_Exercise goal:_ Show each line of the data below that has the string "rolling" in it.
>> Begin Material supplied
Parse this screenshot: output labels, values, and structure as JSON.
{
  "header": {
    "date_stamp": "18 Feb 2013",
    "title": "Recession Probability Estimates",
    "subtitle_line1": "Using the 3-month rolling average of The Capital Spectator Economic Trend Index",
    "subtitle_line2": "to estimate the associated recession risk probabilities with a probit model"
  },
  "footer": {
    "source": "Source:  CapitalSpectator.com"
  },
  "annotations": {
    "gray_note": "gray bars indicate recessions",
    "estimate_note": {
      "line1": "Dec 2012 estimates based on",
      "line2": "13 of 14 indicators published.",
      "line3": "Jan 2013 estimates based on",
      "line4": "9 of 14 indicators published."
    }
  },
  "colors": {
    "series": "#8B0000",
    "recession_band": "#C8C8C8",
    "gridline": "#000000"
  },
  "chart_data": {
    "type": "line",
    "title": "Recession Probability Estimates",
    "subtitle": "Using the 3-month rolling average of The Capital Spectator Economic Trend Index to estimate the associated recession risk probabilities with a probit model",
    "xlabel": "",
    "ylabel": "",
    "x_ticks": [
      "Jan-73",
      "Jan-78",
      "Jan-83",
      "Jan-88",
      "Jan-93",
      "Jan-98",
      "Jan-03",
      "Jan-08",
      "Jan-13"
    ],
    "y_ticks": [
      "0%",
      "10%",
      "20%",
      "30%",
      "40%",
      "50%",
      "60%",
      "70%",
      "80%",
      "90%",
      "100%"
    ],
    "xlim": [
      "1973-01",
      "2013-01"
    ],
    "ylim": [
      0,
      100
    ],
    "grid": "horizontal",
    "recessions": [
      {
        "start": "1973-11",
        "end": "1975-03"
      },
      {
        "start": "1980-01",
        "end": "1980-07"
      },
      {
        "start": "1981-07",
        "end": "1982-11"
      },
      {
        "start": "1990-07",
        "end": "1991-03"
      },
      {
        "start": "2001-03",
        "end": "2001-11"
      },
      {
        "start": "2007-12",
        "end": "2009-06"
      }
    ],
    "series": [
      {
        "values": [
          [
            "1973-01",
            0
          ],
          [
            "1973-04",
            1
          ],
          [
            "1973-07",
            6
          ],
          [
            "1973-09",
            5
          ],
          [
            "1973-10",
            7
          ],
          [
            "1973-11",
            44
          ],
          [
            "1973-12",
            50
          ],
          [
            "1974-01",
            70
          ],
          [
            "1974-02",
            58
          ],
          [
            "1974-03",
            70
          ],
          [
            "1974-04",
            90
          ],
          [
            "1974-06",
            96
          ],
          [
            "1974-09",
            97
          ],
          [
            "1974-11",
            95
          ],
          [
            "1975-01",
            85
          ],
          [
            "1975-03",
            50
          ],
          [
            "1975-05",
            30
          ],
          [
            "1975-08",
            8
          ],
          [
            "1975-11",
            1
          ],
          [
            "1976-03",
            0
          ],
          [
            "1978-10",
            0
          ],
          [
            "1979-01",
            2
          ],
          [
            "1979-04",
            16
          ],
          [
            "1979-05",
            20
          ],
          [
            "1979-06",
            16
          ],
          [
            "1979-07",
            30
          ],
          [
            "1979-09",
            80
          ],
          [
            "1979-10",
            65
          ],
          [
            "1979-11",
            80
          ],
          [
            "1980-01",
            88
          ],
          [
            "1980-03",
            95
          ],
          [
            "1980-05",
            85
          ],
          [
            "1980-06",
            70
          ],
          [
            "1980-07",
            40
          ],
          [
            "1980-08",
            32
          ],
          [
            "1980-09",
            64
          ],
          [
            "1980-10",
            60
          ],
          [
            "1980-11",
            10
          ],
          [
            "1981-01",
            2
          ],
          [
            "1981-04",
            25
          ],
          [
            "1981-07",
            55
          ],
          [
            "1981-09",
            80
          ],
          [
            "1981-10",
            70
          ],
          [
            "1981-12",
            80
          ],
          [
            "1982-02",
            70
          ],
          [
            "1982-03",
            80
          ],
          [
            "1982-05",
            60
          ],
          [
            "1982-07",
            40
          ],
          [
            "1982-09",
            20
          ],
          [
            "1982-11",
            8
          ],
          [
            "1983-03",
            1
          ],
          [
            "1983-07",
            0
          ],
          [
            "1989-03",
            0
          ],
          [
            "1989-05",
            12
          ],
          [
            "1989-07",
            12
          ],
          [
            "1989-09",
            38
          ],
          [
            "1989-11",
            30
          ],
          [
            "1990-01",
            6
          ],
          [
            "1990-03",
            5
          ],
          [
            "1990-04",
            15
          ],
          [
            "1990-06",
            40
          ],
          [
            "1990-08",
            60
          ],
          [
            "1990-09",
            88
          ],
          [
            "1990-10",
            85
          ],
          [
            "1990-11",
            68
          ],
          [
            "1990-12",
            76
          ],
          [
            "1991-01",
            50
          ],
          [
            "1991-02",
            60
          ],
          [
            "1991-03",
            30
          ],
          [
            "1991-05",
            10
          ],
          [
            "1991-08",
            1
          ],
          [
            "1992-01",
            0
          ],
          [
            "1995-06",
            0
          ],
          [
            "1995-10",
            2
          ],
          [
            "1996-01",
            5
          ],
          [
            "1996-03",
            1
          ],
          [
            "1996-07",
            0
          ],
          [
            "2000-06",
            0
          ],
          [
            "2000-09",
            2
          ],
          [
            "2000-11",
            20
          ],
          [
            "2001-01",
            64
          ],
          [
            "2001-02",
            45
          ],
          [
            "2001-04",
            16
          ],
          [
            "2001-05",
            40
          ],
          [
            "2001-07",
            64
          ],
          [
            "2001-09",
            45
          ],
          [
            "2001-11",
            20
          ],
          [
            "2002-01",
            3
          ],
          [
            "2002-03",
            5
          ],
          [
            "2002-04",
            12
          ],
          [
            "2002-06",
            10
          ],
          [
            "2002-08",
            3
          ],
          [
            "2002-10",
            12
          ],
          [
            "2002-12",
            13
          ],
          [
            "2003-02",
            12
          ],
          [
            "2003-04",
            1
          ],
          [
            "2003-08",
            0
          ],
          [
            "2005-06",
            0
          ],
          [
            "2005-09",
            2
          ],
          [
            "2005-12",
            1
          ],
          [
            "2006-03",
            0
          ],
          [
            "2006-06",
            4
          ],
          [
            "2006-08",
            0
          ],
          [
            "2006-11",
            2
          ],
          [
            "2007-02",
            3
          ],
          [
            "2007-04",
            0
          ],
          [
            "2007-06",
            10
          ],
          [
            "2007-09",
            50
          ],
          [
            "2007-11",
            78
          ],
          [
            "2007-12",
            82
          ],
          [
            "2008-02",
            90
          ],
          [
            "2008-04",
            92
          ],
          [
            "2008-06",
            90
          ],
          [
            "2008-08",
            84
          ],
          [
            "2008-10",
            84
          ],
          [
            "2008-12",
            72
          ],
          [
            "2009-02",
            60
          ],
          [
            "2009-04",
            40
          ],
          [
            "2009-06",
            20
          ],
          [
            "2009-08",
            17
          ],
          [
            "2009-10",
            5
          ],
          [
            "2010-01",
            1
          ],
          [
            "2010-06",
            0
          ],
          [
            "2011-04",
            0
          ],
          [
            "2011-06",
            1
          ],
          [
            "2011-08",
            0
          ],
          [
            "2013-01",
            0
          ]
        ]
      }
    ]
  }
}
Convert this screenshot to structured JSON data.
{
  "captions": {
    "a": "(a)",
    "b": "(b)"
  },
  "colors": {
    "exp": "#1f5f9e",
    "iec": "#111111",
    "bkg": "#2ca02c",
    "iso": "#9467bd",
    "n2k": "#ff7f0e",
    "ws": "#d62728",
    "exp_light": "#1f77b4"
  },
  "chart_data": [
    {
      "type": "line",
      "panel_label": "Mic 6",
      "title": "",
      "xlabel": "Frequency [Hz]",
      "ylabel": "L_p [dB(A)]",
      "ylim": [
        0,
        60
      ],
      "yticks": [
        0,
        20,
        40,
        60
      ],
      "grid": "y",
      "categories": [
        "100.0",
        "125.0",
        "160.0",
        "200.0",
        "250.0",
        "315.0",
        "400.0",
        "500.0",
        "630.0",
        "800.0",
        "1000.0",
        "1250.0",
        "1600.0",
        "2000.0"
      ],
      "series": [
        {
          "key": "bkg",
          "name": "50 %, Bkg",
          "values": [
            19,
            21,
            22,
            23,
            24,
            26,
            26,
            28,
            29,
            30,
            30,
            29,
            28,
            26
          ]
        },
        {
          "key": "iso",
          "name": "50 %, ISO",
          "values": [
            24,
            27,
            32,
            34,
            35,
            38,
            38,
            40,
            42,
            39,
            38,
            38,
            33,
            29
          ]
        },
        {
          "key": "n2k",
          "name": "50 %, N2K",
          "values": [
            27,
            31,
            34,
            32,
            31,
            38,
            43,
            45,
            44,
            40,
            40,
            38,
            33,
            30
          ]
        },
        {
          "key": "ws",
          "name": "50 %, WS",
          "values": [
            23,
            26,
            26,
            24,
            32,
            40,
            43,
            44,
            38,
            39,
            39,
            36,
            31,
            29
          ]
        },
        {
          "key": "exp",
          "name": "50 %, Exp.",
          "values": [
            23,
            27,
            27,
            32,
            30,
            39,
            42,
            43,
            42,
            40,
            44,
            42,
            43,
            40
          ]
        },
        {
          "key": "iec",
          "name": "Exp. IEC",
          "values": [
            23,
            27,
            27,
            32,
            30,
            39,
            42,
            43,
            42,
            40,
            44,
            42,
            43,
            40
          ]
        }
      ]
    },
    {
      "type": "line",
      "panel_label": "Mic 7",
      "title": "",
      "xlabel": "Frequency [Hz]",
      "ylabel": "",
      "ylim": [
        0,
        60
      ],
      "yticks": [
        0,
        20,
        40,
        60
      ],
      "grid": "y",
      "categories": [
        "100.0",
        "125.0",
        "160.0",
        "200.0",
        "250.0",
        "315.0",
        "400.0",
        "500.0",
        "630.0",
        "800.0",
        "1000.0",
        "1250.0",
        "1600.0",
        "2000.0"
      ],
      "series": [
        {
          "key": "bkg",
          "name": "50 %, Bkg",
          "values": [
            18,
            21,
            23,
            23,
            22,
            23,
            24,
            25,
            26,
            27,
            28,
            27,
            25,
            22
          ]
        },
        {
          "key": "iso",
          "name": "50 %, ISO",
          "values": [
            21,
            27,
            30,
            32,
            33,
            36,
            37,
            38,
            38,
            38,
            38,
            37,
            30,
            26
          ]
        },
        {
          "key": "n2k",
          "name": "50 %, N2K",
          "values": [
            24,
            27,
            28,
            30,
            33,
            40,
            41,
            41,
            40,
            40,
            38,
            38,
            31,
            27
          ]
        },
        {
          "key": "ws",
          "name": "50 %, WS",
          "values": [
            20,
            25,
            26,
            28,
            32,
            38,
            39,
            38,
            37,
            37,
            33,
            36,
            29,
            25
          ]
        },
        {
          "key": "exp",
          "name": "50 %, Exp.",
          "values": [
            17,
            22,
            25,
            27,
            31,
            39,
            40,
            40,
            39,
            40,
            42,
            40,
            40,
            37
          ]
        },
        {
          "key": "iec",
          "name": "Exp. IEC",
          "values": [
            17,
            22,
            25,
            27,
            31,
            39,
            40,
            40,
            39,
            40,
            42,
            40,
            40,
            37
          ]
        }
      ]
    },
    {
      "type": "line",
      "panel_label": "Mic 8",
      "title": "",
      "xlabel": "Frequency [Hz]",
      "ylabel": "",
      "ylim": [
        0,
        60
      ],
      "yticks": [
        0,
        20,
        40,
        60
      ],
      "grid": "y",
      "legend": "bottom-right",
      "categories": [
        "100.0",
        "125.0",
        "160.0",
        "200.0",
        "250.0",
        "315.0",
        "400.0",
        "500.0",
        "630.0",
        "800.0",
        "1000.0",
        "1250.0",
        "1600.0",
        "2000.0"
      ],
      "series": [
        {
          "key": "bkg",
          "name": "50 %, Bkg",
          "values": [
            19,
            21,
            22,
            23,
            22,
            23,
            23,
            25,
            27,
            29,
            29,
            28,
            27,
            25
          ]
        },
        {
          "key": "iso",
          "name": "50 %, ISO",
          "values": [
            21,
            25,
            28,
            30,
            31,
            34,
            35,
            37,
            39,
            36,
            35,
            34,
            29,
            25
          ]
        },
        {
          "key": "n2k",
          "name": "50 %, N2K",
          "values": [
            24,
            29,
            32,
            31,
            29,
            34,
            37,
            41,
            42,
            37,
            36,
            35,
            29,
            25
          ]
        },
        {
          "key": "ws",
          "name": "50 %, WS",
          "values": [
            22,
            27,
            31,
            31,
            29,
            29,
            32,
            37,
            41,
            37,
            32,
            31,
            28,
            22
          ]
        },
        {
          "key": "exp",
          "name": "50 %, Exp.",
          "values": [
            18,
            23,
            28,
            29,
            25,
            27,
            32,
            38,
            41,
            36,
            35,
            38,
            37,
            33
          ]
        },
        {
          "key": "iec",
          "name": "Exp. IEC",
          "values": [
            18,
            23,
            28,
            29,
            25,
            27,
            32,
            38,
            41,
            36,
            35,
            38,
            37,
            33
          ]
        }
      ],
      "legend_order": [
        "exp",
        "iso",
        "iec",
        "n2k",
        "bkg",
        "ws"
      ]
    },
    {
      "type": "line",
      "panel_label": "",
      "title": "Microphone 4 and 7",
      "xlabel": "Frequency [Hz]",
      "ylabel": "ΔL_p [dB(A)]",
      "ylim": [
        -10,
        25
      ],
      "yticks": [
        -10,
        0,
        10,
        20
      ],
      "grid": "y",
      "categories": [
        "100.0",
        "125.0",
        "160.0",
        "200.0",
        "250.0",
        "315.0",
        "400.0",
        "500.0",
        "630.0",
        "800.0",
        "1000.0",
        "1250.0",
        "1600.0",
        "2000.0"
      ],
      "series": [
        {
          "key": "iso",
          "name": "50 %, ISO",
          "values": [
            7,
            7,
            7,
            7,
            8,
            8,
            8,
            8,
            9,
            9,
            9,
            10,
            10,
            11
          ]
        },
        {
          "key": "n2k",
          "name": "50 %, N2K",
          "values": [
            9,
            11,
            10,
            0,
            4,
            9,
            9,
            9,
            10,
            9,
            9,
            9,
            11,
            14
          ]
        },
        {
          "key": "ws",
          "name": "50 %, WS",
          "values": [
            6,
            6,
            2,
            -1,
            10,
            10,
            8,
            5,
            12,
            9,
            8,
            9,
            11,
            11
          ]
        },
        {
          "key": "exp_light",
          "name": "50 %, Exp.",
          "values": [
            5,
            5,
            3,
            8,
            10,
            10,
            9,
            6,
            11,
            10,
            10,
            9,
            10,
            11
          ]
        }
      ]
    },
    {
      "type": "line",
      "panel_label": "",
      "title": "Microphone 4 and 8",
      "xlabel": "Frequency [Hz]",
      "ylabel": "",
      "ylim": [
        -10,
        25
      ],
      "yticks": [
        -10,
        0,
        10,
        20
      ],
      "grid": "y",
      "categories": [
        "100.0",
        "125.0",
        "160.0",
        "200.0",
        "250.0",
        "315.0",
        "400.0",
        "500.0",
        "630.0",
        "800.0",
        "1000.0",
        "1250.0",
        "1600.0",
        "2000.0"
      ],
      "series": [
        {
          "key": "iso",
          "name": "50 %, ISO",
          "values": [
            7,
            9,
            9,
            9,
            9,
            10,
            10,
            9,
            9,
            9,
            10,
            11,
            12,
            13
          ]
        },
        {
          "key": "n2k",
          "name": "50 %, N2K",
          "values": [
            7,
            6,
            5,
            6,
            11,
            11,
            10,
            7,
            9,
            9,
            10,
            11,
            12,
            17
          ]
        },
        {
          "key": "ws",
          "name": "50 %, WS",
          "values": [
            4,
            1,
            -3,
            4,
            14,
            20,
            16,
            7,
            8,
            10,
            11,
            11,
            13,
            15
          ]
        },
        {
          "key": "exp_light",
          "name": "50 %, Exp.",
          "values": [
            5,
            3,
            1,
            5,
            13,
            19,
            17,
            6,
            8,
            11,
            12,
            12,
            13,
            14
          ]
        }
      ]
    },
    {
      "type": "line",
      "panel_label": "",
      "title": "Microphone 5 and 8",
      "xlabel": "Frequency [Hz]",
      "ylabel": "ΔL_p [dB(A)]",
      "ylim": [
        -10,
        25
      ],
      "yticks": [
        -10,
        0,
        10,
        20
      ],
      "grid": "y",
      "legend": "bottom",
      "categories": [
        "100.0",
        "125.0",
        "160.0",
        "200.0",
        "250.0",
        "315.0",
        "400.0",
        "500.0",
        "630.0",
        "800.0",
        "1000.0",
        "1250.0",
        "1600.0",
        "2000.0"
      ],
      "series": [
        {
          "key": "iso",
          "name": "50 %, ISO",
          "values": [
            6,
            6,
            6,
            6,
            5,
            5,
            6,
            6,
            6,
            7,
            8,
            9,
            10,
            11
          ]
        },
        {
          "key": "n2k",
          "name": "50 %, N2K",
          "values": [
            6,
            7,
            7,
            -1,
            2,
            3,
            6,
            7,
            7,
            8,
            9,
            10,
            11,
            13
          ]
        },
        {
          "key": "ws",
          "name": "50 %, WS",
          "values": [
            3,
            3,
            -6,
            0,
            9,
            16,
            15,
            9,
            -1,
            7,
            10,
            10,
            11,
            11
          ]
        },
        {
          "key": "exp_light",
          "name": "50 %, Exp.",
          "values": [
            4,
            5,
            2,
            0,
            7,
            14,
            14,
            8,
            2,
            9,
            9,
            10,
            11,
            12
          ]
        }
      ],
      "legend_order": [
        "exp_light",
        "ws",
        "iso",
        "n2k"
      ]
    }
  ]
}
>> End Material supplied
_Correct answer:_
    "subtitle_line1": "Using the 3-month rolling average of The Capital Spectator Economic Trend Index",
    "subtitle": "Using the 3-month rolling average of The Capital Spectator Economic Trend Index to estimate the associated recession risk probabilities with a probit model",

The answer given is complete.